(Ejercicio propuesto 1):
Extrae del fragmento sobre cómics el pasaje comprendido entre "La hizo en su" y "los contiene todos.", sin alterar nada.
(Ejercicio propuesto 2):
Indica si cada afirmación coincide con el fragmento sobre cómics y justifica tu respuesta citando sus palabras: (a) Lorenzo Montatore es un treintañero madrileño que vive en Barcelona; (b) las historias de Galvañ recurren a menudo al humor; (c) el escudero de Centramina se llama Optalidón.

++++ Fragmento ++++

Máculas, estampados, ondas de luz derramada y bosques de líneas diagonales. La experiencia de lectura de Pulse Enter para continuar, diseño puro destilado en lenguaje, es en todo momento estética y sensorial.
Galvañ localiza todas sus historias entre la memoria y lo admonitorio. Todas suenan distantes porque eluden el humor, están dibujadas con alma de delineante y, como las serpientes, tienden al zigzag. El total es un libro de cauce enigmático y esperamos, porque lo merece, que peligroso.
¡Cuidado, que te asesinas!
¡Cuidado, que te asesinas!
A la música, que es un arte que no requiere discurso, es a lo que aspiran todas las demás artes: la pintura, la literatura, la arquitectura y por descontado el cómic, que es una disciplina bastarda e indómita. Pues bien, Lorenzo Montatore, un treintañero madrileño afincado en Barcelona, hace música a los lápices.
La hizo en su primer tebeo, La muerte y Román Tesoro, y vuelve a hacerla en ¡Cuidado, que te asesinas!, un librito que se te agita en las manos como un bichejo a punto del éxtasis, que es ese instante que los contiene todos.
¡Cuidado, que te asesinas! no se sabe si es un tebeo de humor o una enorme tragedia, y en esa indeterminación radica su mayor virtud. Su argumento es sencillo: aturdida por el pánico a la hoja en blanco, Centramina se baja a la noche y procede a recorrerla en compañía de su escudero Optalidón, por su parte invertebrado. Será un viaje psíquico en busca de la palabra cegadora, una lujuriosa aventura de barrio y una experiencia lectora entre lo atlético y lo decadente.

++++ Información mostrada ++++

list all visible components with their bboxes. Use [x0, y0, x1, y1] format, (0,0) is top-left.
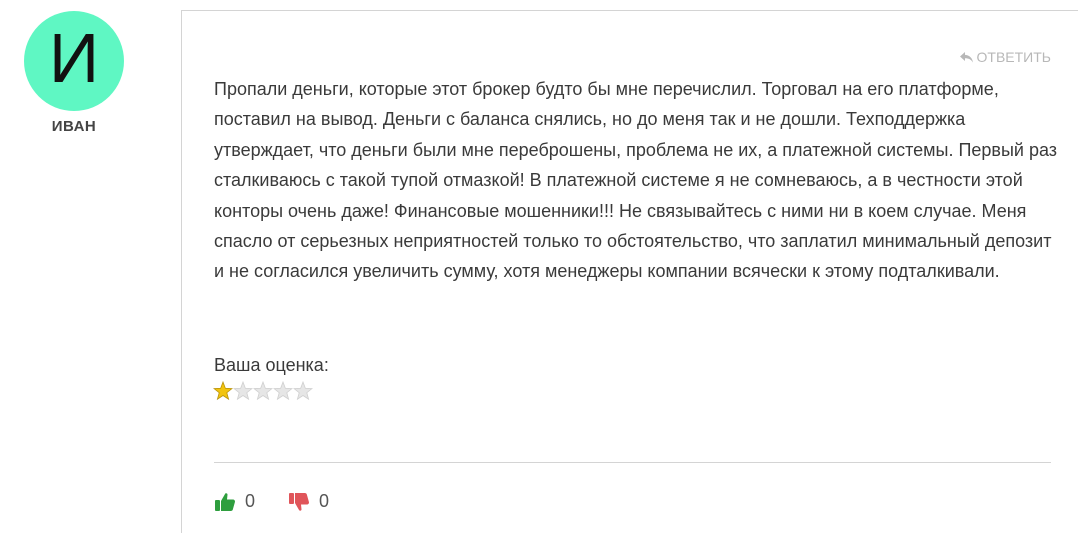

++++

(Resultado correcto 1):
La hizo en su primer tebeo, La muerte y Román Tesoro, y vuelve a hacerla en ¡Cuidado, que te asesinas!, un librito que se te agita en las manos como un bichejo a punto del éxtasis, que es ese instante que los contiene todos.

(Resultado correcto 2):
(a) Sí: "Lorenzo Montatore, un treintañero madrileño afincado en Barcelona".
(b) No: "Todas suenan distantes porque eluden el humor".
(c) Sí: "en compañía de su escudero Optalidón".